[Figure content listings]
-- Start --

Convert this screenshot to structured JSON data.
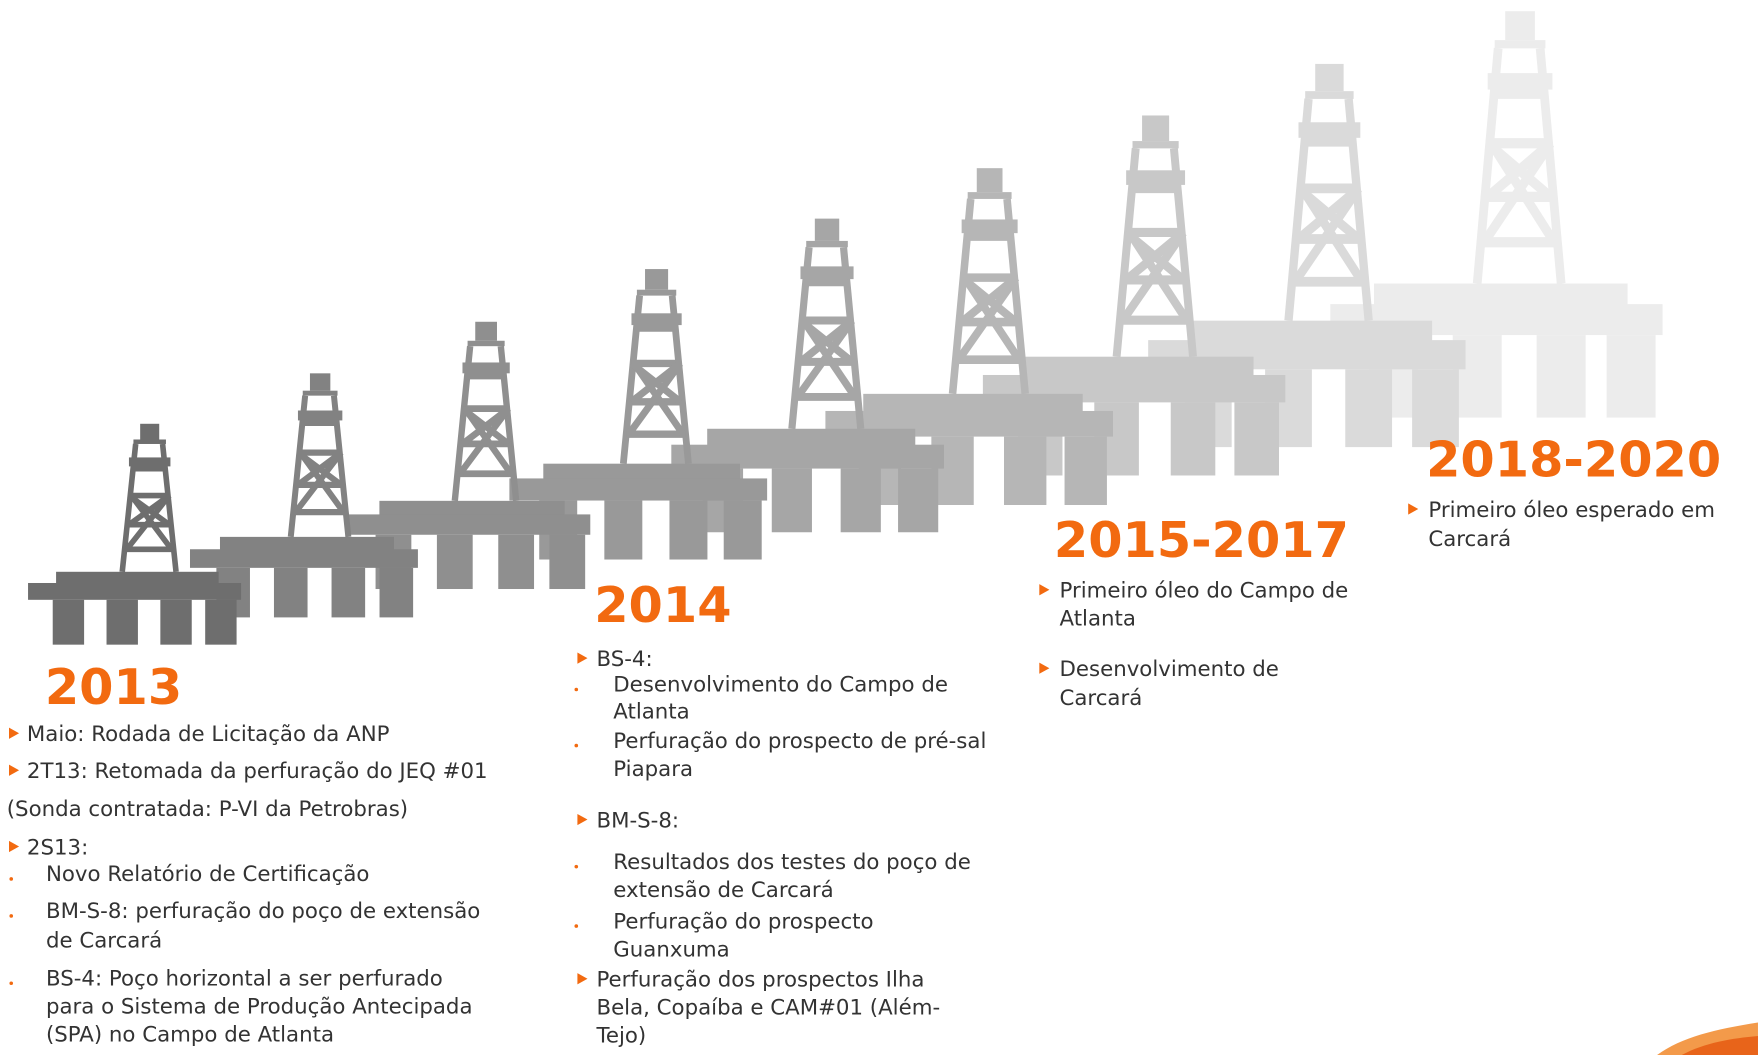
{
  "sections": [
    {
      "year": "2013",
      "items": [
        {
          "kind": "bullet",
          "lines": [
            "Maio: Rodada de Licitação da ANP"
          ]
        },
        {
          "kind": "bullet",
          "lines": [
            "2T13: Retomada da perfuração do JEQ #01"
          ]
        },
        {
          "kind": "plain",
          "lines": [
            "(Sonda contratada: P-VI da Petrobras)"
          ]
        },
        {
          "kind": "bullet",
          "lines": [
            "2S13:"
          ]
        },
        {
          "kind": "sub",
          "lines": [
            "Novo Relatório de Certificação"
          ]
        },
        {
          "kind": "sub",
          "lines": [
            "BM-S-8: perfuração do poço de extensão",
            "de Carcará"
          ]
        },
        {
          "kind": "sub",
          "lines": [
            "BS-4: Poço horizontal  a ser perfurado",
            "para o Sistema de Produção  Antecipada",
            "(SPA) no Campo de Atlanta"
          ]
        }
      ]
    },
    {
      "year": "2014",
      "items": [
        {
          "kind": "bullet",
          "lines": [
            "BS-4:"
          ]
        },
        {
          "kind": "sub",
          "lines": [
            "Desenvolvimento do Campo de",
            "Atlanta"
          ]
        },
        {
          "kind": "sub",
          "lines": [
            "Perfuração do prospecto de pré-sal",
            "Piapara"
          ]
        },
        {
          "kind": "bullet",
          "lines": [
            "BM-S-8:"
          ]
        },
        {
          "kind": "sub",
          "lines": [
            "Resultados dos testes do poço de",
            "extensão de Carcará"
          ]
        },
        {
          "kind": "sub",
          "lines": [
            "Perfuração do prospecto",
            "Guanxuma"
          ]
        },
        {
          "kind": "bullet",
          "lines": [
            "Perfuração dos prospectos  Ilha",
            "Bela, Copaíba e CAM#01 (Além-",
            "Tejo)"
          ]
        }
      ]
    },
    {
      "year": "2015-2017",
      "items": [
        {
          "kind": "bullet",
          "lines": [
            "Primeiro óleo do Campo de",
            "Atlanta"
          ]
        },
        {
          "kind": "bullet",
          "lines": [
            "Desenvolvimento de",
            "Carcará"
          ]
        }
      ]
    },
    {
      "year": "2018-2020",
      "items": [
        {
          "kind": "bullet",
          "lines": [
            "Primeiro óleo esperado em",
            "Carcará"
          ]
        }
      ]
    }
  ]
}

-- End --

**Set task**
Set each line of the records down exactly, leaving every picture out.

**Result of this task**
Convert this screenshot to structured JSON data.
{
  "sections": [
    {
      "year": "2013",
      "items": [
        {
          "kind": "bullet",
          "lines": [
            "Maio: Rodada de Licitação da ANP"
          ]
        },
        {
          "kind": "bullet",
          "lines": [
            "2T13: Retomada da perfuração do JEQ #01"
          ]
        },
        {
          "kind": "plain",
          "lines": [
            "(Sonda contratada: P-VI da Petrobras)"
          ]
        },
        {
          "kind": "bullet",
          "lines": [
            "2S13:"
          ]
        },
        {
          "kind": "sub",
          "lines": [
            "Novo Relatório de Certificação"
          ]
        },
        {
          "kind": "sub",
          "lines": [
            "BM-S-8: perfuração do poço de extensão",
            "de Carcará"
          ]
        },
        {
          "kind": "sub",
          "lines": [
            "BS-4: Poço horizontal  a ser perfurado",
            "para o Sistema de Produção  Antecipada",
            "(SPA) no Campo de Atlanta"
          ]
        }
      ]
    },
    {
      "year": "2014",
      "items": [
        {
          "kind": "bullet",
          "lines": [
            "BS-4:"
          ]
        },
        {
          "kind": "sub",
          "lines": [
            "Desenvolvimento do Campo de",
            "Atlanta"
          ]
        },
        {
          "kind": "sub",
          "lines": [
            "Perfuração do prospecto de pré-sal",
            "Piapara"
          ]
        },
        {
          "kind": "bullet",
          "lines": [
            "BM-S-8:"
          ]
        },
        {
          "kind": "sub",
          "lines": [
            "Resultados dos testes do poço de",
            "extensão de Carcará"
          ]
        },
        {
          "kind": "sub",
          "lines": [
            "Perfuração do prospecto",
            "Guanxuma"
          ]
        },
        {
          "kind": "bullet",
          "lines": [
            "Perfuração dos prospectos  Ilha",
            "Bela, Copaíba e CAM#01 (Além-",
            "Tejo)"
          ]
        }
      ]
    },
    {
      "year": "2015-2017",
      "items": [
        {
          "kind": "bullet",
          "lines": [
            "Primeiro óleo do Campo de",
            "Atlanta"
          ]
        },
        {
          "kind": "bullet",
          "lines": [
            "Desenvolvimento de",
            "Carcará"
          ]
        }
      ]
    },
    {
      "year": "2018-2020",
      "items": [
        {
          "kind": "bullet",
          "lines": [
            "Primeiro óleo esperado em",
            "Carcará"
          ]
        }
      ]
    }
  ]
}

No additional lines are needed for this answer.